> TASK INPUTS:
= Beginning of Section =
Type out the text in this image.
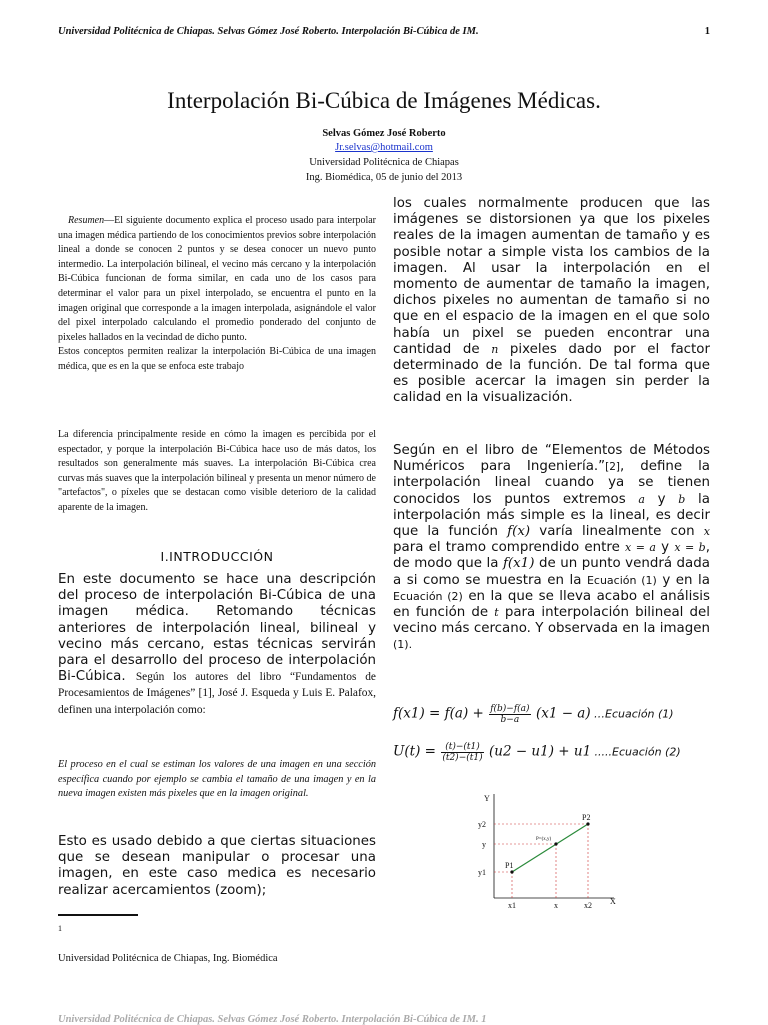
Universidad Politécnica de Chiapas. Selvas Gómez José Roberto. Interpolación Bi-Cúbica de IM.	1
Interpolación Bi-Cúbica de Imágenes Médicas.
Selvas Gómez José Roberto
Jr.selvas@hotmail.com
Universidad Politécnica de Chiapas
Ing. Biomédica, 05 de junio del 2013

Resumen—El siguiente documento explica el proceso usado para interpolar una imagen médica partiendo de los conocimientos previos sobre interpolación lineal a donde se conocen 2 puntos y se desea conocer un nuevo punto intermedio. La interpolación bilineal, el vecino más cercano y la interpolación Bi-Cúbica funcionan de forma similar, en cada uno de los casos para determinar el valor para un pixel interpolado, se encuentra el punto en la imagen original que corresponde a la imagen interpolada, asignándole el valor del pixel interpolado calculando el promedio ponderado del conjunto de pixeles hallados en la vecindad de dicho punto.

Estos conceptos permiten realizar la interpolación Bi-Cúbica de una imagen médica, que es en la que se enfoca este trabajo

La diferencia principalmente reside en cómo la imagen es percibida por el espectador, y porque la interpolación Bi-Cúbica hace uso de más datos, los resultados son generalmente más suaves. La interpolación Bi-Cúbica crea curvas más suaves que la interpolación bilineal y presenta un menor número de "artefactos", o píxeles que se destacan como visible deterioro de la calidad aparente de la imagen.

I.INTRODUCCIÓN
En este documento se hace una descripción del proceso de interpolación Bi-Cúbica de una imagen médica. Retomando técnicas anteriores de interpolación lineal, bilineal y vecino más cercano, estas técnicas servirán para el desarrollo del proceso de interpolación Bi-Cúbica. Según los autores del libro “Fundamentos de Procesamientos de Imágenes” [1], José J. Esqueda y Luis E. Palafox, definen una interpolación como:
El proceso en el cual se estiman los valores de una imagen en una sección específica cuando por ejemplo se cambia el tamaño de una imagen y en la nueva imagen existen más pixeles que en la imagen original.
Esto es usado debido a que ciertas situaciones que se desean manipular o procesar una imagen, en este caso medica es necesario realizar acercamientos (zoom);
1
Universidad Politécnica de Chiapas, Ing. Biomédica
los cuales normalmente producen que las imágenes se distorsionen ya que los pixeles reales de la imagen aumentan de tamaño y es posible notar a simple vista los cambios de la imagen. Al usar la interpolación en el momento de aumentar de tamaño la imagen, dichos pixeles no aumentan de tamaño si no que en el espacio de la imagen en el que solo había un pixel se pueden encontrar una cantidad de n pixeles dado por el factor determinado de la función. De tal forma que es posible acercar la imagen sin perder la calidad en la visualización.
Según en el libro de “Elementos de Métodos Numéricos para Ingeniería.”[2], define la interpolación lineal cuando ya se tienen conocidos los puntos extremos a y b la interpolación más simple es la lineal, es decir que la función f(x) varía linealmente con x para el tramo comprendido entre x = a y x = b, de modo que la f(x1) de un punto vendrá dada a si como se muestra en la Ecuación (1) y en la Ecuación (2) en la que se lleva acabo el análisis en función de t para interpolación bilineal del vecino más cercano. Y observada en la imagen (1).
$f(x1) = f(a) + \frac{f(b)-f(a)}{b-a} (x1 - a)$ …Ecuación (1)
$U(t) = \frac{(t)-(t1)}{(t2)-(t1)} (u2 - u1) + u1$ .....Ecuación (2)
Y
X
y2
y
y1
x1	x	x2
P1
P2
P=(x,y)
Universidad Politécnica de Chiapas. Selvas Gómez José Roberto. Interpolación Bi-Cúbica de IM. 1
= End of Section =
= Beginning of Section =
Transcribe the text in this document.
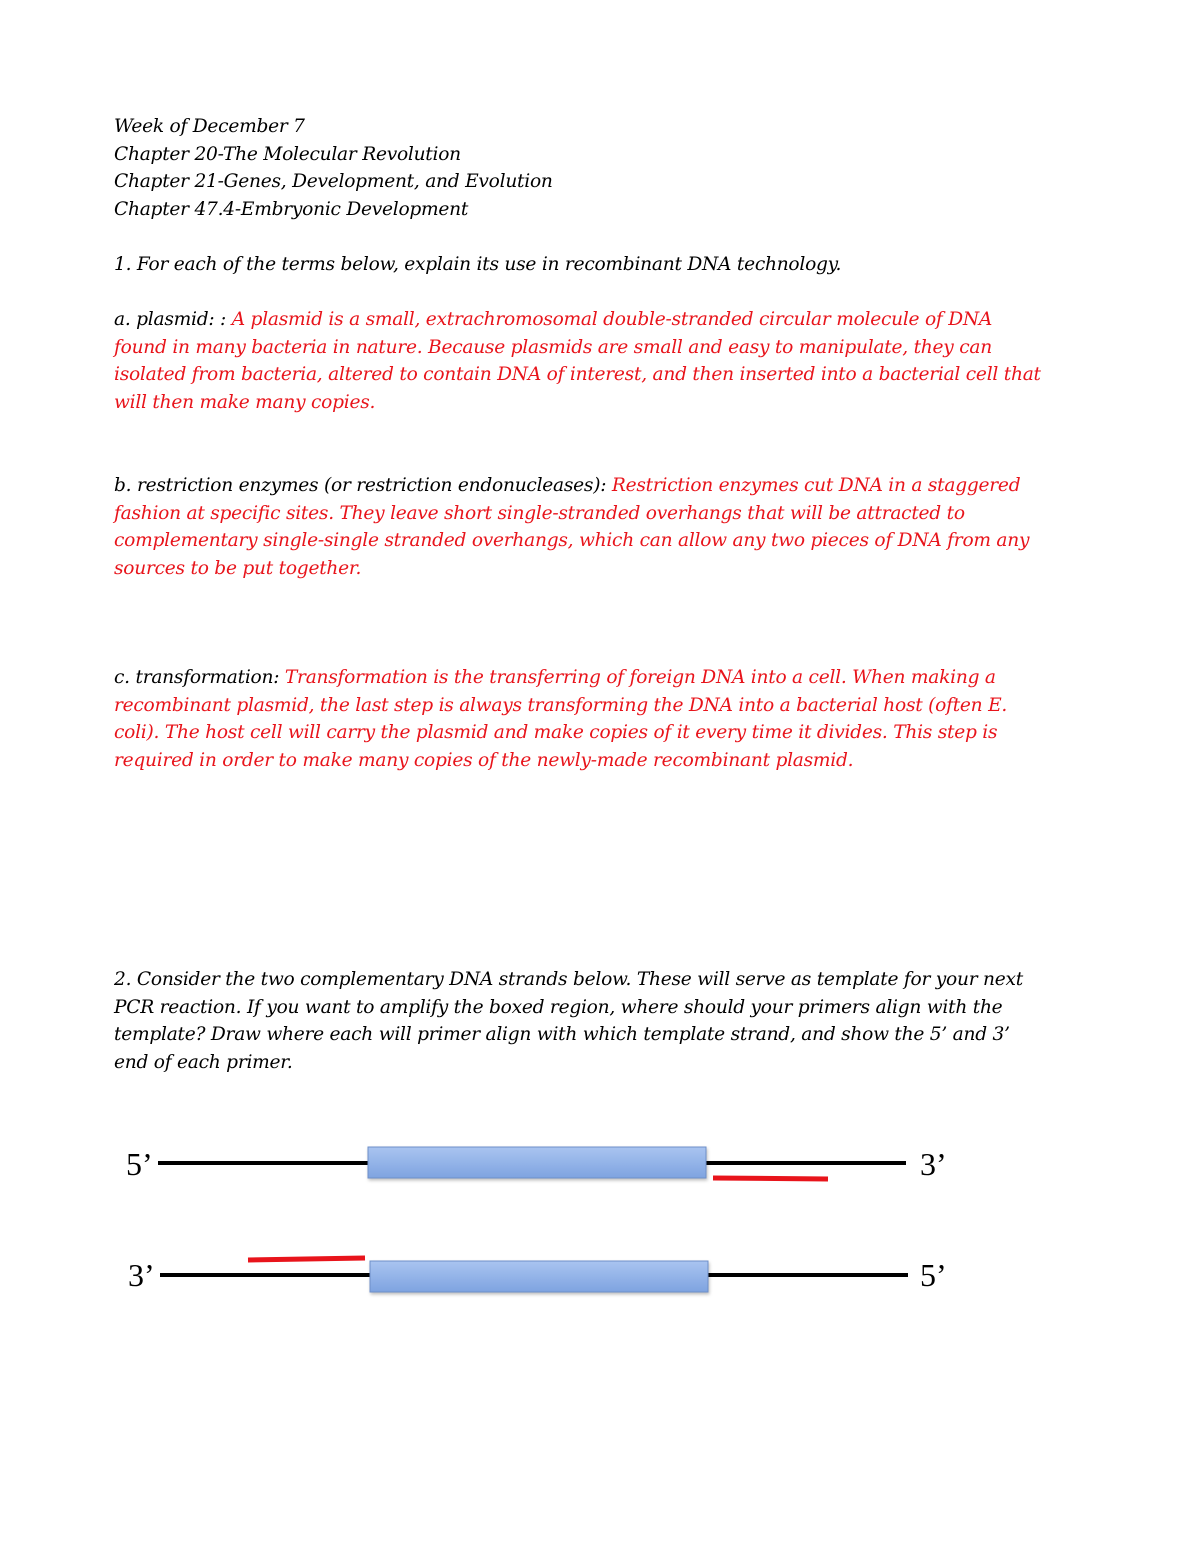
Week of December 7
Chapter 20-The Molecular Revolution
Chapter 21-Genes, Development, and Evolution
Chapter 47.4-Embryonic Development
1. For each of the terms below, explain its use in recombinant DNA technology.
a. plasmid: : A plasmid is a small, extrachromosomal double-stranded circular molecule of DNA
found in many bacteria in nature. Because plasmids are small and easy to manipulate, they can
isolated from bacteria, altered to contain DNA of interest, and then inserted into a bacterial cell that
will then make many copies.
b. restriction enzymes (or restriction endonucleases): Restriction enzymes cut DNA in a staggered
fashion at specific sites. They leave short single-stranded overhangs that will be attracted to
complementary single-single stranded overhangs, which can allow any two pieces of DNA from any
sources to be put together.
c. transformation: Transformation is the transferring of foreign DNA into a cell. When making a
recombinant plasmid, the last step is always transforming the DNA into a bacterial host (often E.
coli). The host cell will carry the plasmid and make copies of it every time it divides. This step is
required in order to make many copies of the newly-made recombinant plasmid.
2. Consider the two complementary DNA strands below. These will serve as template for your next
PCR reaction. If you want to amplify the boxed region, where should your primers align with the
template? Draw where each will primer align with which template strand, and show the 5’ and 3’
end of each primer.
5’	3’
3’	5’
= End of Section =
= Beginning of Section =
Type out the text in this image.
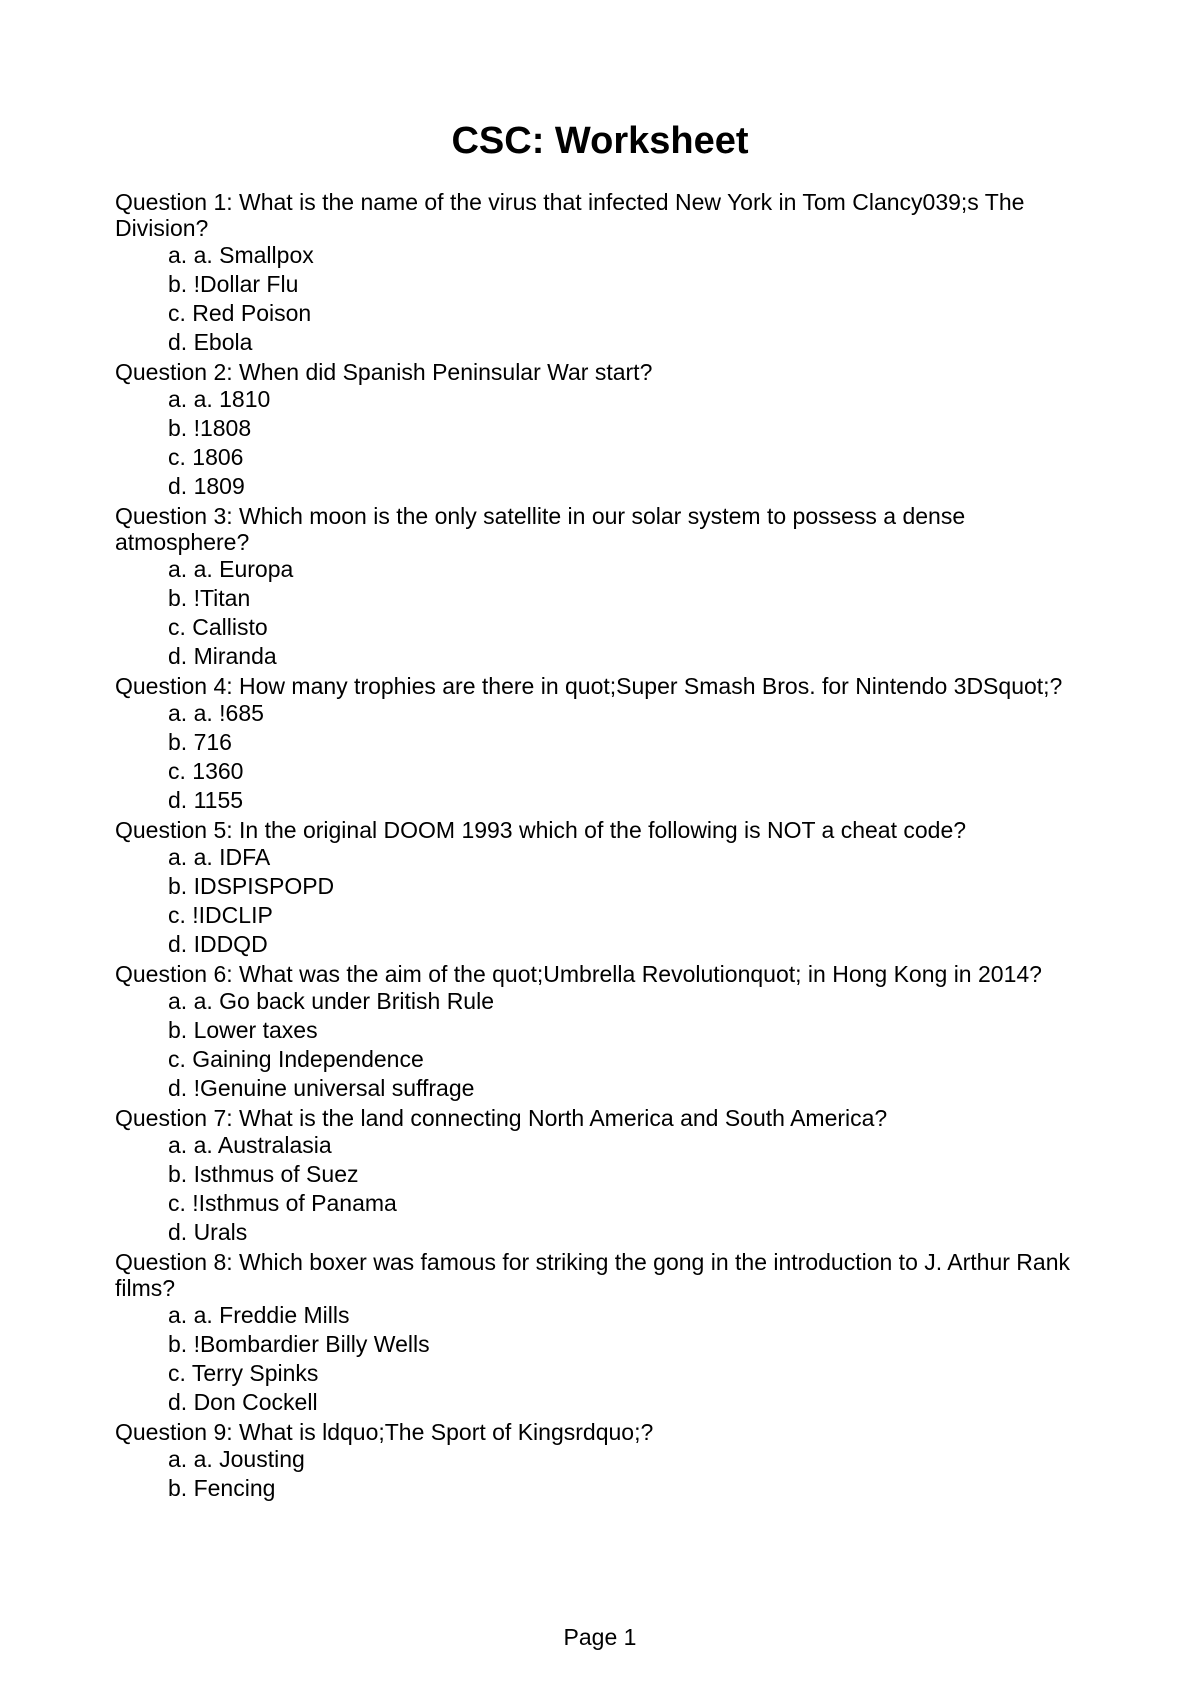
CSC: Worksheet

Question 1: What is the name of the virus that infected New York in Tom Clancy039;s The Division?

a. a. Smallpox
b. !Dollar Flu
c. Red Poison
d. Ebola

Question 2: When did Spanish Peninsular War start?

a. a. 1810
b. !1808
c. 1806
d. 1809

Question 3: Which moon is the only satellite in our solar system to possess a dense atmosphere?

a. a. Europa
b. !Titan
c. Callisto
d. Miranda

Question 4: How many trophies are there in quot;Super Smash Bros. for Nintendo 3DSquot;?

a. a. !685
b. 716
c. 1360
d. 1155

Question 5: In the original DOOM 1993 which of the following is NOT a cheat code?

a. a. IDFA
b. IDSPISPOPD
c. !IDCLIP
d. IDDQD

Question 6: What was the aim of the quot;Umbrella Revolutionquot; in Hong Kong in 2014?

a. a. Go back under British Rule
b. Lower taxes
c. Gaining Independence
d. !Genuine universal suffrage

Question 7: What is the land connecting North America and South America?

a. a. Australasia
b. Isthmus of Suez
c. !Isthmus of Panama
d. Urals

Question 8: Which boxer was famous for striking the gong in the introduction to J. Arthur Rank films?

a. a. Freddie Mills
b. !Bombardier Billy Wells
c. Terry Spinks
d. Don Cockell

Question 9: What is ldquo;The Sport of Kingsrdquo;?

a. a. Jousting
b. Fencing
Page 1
= End of Section =
> WHAT THIS TASK INVOLVES: Scan the material above. Copy each line that holds the word "template".

> YOUR SOLUTION:
2. Consider the two complementary DNA strands below. These will serve as template for your next
template? Draw where each will primer align with which template strand, and show the 5’ and 3’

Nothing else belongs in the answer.